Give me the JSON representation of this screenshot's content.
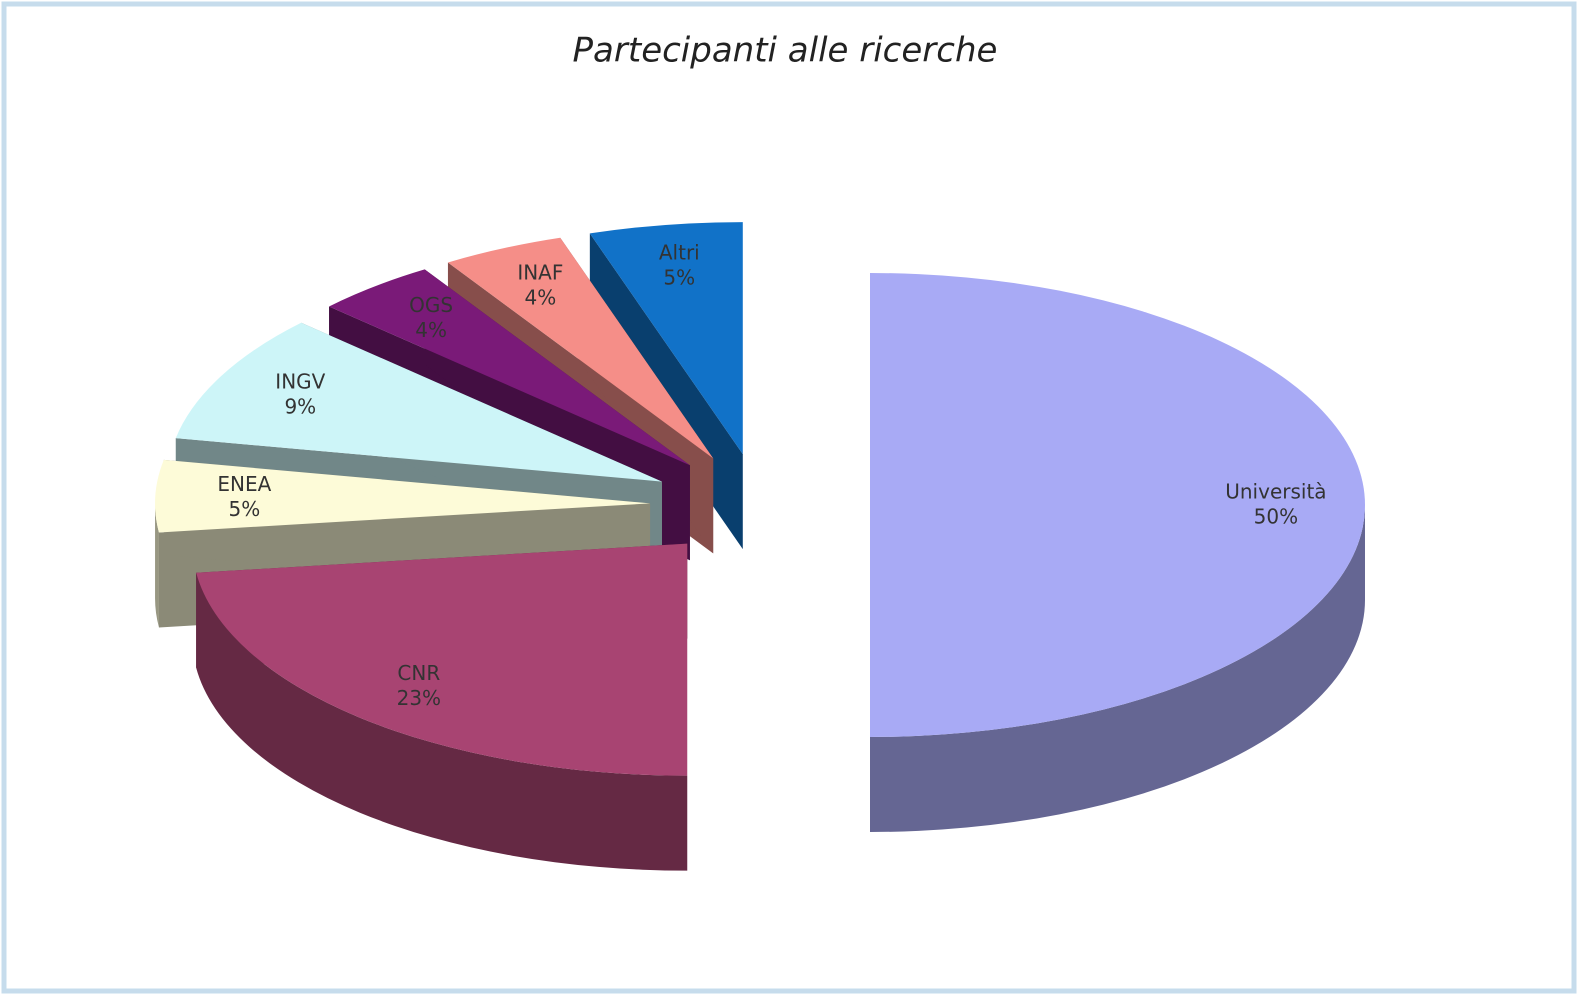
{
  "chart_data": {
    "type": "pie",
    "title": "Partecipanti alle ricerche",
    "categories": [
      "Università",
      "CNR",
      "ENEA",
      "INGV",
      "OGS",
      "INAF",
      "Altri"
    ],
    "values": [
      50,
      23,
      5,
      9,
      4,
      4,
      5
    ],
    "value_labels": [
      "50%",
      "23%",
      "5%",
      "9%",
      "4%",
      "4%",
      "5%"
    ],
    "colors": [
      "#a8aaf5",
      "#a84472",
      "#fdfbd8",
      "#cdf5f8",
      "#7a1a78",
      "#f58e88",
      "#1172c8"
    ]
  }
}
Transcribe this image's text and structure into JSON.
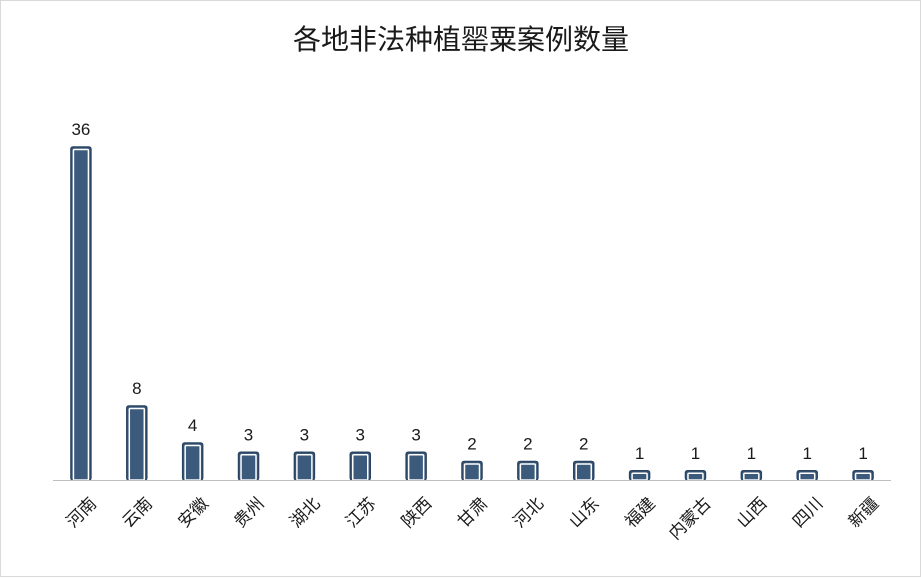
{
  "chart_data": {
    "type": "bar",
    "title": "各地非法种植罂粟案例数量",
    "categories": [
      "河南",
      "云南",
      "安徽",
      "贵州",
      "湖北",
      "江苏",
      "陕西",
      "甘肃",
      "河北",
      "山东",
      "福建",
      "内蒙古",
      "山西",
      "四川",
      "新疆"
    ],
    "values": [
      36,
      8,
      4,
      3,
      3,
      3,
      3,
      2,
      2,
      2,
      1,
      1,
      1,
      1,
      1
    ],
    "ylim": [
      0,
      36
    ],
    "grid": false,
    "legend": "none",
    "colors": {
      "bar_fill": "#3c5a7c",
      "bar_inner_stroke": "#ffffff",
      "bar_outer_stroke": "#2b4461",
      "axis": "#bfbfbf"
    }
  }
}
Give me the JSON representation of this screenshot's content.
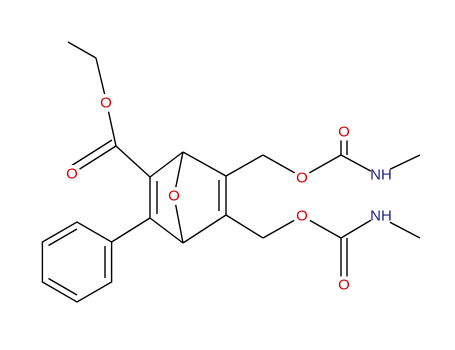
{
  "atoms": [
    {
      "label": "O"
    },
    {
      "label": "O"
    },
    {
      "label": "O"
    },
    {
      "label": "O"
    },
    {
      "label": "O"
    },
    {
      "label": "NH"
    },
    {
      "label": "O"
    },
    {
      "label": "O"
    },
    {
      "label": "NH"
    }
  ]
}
- - - - -
**Your goal**
Repeat nothing but the lines from the one containing "Transcribe this image's" through the end of the entries, exactly, and skip the pictures.

**Completed task**
Transcribe this image's text and structure into JSON.
{
  "chart_data": {
    "type": "bar",
    "title": "各地非法种植罂粟案例数量",
    "categories": [
      "河南",
      "云南",
      "安徽",
      "贵州",
      "湖北",
      "江苏",
      "陕西",
      "甘肃",
      "河北",
      "山东",
      "福建",
      "内蒙古",
      "山西",
      "四川",
      "新疆"
    ],
    "values": [
      36,
      8,
      4,
      3,
      3,
      3,
      3,
      2,
      2,
      2,
      1,
      1,
      1,
      1,
      1
    ],
    "ylim": [
      0,
      36
    ],
    "grid": false,
    "legend": "none",
    "colors": {
      "bar_fill": "#3c5a7c",
      "bar_inner_stroke": "#ffffff",
      "bar_outer_stroke": "#2b4461",
      "axis": "#bfbfbf"
    }
  }
}
Give me the JSON representation of this screenshot's content.
{
  "atoms": [
    {
      "label": "O"
    },
    {
      "label": "O"
    },
    {
      "label": "O"
    },
    {
      "label": "O"
    },
    {
      "label": "O"
    },
    {
      "label": "NH"
    },
    {
      "label": "O"
    },
    {
      "label": "O"
    },
    {
      "label": "NH"
    }
  ]
}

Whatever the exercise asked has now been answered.